### YOUR TASK
In the entries below, find the lines with the word "error" and copy them.

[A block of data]
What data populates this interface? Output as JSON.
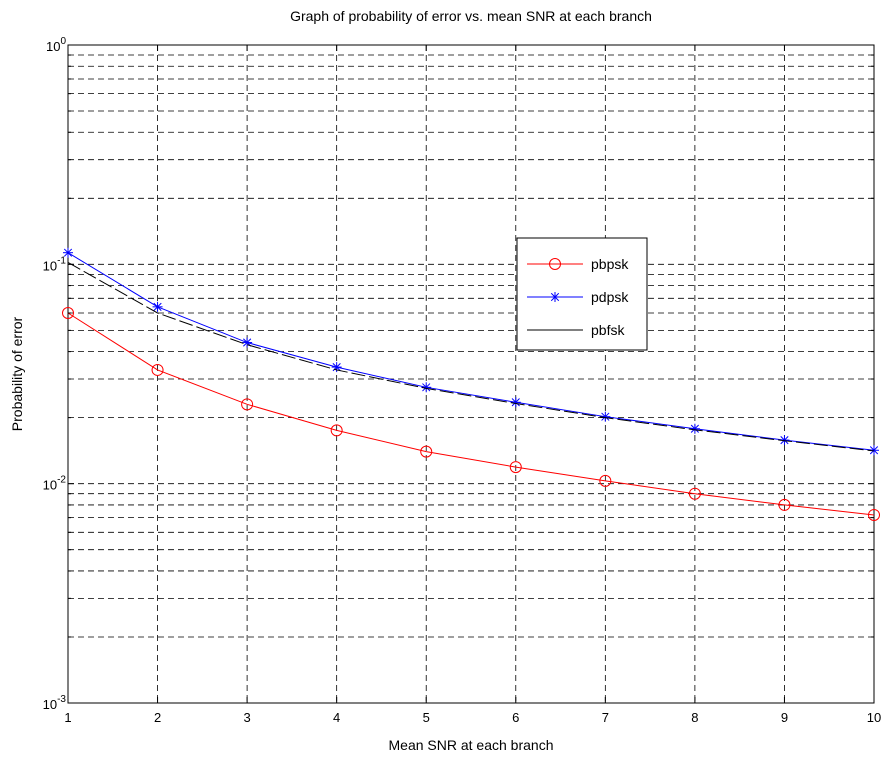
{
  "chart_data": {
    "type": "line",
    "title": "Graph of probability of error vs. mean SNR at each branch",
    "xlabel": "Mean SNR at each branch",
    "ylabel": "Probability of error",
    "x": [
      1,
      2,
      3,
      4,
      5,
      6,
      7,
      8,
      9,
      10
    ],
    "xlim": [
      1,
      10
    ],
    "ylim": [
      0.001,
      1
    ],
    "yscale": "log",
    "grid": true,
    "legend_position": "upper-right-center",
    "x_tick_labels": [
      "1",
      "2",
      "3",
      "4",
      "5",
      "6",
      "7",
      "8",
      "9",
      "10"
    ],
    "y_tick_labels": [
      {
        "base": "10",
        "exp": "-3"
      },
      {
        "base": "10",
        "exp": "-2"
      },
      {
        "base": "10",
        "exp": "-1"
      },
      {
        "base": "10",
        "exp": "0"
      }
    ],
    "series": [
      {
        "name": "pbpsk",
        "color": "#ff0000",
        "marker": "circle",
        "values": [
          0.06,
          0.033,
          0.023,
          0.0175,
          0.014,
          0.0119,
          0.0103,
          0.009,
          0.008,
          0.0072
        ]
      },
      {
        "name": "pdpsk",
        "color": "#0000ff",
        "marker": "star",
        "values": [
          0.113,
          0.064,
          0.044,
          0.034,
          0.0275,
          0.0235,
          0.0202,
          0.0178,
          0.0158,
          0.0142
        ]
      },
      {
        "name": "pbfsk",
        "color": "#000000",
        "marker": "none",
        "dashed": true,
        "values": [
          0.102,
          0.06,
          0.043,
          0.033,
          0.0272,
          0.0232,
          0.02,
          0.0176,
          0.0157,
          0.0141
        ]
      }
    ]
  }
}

---

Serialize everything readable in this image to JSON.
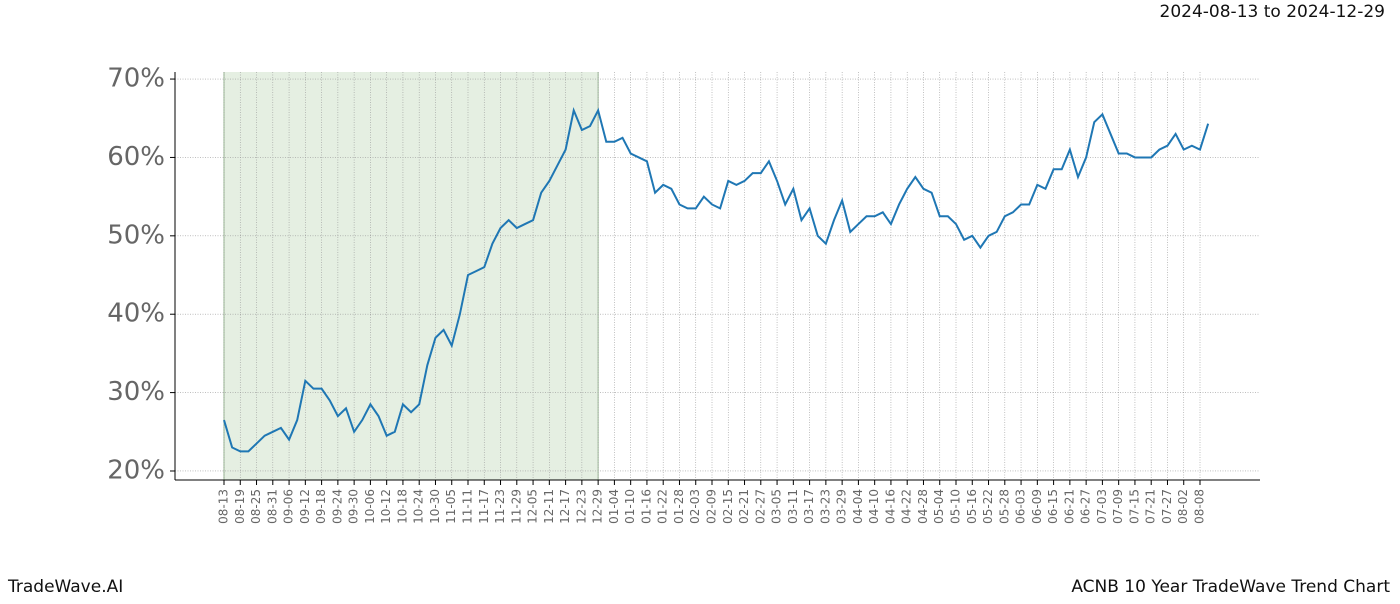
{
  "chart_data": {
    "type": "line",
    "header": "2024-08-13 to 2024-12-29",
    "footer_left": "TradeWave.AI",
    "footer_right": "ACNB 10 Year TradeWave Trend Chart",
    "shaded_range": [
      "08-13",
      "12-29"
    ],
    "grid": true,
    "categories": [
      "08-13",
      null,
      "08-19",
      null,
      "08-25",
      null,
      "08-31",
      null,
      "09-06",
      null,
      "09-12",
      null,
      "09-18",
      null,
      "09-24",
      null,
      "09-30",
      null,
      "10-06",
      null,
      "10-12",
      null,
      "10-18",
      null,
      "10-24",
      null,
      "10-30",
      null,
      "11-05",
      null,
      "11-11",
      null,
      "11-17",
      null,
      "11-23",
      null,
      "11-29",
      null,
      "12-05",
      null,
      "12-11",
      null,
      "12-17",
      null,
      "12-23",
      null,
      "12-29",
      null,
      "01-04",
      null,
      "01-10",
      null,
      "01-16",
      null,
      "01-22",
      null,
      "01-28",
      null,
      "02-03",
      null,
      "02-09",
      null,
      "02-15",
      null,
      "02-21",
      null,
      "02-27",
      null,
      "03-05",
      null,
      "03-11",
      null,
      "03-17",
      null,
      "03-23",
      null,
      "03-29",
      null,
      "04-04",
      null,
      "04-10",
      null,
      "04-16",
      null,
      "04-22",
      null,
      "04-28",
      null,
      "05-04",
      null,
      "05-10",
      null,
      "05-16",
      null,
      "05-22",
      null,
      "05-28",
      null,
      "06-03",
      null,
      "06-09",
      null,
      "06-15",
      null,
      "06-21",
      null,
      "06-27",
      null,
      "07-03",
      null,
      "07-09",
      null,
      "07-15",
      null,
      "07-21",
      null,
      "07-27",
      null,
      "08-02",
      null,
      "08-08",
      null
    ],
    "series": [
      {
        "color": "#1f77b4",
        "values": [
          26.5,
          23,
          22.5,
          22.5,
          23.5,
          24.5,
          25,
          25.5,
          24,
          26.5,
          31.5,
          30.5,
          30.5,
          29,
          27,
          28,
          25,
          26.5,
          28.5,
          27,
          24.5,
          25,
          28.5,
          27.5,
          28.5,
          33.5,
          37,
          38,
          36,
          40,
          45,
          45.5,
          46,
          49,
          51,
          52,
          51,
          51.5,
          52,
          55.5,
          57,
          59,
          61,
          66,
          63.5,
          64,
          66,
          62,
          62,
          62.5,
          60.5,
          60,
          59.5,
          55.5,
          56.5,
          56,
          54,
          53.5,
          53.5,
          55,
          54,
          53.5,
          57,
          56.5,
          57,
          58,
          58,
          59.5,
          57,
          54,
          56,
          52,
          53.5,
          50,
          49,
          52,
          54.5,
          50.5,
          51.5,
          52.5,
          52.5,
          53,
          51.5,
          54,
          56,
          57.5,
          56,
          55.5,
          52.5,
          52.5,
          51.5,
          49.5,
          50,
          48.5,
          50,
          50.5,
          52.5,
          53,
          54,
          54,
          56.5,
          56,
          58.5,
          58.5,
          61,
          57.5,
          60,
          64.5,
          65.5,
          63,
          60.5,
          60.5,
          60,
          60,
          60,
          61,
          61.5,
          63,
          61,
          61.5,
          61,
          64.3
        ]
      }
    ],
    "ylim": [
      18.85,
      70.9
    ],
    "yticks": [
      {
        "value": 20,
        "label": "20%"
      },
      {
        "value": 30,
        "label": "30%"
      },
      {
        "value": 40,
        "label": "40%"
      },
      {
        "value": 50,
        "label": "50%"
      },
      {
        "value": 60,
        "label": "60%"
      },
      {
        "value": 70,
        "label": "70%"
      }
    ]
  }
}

### WORKED SOLUTION
    "title": "Graph of probability of error vs. mean SNR at each branch",
    "ylabel": "Probability of error",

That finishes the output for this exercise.